═══ Records shown
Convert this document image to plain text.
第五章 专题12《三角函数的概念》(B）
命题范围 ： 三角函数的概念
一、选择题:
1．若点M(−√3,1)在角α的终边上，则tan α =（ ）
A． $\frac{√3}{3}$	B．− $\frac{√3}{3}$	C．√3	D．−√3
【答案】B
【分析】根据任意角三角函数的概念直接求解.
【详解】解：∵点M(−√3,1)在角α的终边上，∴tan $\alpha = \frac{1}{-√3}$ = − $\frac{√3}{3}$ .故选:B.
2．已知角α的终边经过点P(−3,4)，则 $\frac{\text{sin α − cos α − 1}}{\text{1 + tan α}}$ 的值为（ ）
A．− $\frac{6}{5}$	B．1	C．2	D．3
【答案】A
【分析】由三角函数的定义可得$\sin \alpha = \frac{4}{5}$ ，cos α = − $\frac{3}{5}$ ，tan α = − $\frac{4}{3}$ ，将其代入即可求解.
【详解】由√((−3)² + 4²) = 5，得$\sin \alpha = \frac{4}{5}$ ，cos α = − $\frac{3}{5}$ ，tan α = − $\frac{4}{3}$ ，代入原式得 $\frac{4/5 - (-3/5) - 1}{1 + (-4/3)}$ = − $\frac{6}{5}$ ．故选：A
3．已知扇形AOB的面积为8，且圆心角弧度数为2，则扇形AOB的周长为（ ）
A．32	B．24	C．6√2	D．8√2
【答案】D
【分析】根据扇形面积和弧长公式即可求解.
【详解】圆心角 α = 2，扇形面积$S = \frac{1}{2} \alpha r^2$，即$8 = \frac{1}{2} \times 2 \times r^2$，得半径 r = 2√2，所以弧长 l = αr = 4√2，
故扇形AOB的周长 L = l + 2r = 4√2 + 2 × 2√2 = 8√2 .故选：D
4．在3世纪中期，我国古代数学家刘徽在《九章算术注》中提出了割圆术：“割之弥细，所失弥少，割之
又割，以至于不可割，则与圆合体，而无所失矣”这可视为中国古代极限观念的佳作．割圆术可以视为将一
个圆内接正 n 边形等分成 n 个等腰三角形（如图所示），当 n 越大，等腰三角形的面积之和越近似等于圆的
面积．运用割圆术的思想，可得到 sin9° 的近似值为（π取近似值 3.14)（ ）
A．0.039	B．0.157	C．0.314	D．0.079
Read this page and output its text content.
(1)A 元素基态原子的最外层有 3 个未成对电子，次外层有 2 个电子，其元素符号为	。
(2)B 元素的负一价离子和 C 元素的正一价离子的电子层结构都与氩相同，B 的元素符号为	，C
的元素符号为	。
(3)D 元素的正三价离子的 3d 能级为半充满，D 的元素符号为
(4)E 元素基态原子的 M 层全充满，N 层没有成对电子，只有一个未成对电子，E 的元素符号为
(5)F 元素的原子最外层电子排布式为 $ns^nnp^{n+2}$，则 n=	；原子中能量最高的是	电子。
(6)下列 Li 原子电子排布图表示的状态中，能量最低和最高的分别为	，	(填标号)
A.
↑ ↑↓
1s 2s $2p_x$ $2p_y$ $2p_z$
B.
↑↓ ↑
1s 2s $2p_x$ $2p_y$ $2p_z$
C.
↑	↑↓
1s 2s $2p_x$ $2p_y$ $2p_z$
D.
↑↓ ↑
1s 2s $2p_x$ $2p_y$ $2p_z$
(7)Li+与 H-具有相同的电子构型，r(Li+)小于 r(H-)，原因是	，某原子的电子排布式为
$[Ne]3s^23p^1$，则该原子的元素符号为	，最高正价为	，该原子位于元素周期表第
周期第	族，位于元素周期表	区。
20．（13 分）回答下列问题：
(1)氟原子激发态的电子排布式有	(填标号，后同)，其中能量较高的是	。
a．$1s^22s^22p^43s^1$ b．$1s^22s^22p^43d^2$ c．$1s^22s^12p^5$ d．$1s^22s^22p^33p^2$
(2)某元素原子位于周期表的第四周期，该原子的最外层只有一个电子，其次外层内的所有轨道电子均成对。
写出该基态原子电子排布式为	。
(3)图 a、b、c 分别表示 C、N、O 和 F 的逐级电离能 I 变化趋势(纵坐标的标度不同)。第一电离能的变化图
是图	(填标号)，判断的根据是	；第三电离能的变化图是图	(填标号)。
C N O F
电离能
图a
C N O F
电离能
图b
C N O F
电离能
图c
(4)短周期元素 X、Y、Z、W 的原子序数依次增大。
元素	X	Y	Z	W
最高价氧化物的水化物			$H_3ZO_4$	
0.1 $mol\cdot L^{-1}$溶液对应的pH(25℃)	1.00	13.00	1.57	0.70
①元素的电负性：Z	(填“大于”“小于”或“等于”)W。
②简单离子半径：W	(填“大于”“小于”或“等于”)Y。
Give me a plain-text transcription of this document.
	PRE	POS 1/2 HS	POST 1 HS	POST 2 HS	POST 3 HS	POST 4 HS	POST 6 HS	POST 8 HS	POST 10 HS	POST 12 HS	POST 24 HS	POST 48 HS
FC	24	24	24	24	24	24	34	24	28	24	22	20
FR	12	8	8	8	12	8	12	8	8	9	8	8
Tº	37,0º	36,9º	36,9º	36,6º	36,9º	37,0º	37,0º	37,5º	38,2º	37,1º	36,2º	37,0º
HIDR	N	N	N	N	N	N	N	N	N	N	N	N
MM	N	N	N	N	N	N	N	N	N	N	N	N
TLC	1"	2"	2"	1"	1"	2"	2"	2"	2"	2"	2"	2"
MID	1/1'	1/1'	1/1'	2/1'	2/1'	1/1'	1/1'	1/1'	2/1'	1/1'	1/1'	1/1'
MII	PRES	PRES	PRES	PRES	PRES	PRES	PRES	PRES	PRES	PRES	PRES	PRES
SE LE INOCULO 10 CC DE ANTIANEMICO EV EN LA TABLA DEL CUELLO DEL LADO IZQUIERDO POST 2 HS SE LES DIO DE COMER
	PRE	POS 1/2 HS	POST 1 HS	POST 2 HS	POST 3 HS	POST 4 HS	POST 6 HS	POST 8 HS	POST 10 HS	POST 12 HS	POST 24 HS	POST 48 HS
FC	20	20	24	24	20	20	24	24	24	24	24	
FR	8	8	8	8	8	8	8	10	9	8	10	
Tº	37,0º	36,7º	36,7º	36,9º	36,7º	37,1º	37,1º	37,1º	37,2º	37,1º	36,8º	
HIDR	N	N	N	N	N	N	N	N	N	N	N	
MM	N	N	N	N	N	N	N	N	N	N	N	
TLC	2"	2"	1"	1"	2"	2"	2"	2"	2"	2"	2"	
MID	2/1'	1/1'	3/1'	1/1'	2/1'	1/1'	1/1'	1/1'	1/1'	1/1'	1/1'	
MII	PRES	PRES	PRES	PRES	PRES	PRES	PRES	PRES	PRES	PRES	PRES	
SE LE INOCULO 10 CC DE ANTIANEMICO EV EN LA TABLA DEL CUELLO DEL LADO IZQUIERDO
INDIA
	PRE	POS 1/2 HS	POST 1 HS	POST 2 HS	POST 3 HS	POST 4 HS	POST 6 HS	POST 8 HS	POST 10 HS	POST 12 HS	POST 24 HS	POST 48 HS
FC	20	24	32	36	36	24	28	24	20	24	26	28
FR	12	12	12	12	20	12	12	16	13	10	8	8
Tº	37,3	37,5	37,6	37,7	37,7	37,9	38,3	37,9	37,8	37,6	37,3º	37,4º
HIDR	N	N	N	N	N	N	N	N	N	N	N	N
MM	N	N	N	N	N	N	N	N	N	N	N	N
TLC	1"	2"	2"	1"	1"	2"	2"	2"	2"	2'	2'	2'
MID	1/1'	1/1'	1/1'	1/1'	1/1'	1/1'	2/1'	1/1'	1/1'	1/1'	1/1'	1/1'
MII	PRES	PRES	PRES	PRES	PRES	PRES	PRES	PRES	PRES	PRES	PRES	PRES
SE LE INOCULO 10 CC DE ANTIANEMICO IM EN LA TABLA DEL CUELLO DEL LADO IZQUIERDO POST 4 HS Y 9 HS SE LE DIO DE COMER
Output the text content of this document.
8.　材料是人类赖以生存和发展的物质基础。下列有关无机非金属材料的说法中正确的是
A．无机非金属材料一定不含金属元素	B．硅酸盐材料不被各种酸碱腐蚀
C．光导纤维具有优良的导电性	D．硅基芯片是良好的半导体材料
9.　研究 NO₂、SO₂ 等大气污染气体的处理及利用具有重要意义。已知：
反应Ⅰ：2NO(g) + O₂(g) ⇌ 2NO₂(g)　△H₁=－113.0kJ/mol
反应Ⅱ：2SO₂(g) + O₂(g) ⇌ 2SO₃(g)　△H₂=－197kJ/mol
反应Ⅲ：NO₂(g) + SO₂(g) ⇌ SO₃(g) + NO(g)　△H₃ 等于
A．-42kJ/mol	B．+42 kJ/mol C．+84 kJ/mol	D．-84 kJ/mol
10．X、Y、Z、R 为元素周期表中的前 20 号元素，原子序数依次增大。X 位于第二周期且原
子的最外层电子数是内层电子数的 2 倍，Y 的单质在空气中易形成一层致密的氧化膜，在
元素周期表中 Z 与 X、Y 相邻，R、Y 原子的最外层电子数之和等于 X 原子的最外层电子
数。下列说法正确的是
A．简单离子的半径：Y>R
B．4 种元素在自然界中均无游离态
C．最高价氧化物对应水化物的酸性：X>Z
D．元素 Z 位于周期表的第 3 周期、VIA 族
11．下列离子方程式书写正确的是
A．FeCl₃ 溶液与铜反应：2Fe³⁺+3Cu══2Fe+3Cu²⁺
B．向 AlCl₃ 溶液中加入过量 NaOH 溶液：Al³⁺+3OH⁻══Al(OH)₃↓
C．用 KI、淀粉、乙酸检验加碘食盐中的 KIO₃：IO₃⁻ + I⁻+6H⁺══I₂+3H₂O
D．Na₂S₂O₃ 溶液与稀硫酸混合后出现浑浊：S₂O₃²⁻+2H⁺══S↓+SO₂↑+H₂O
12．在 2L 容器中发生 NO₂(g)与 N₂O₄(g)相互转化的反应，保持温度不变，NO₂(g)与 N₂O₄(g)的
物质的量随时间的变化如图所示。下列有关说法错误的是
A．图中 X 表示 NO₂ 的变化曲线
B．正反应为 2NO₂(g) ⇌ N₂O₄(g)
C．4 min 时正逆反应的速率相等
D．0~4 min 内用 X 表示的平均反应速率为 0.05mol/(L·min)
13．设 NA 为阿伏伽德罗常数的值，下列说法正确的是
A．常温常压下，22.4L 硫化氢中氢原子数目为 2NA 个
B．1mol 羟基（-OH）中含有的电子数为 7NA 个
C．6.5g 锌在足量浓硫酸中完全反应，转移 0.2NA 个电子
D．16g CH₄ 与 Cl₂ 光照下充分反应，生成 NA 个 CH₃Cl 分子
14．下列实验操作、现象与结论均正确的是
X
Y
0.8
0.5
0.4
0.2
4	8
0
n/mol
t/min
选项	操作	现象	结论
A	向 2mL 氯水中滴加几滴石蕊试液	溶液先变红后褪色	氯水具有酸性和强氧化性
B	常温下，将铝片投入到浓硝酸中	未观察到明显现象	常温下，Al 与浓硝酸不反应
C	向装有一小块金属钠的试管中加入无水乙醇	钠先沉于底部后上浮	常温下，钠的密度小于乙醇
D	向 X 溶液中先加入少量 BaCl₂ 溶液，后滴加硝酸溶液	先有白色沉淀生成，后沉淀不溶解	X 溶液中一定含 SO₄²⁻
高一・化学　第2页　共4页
══════
## Instructions for the task
What is the number of lines holding the word "下列说法正确的是"? State it alone.

## Result of this task
2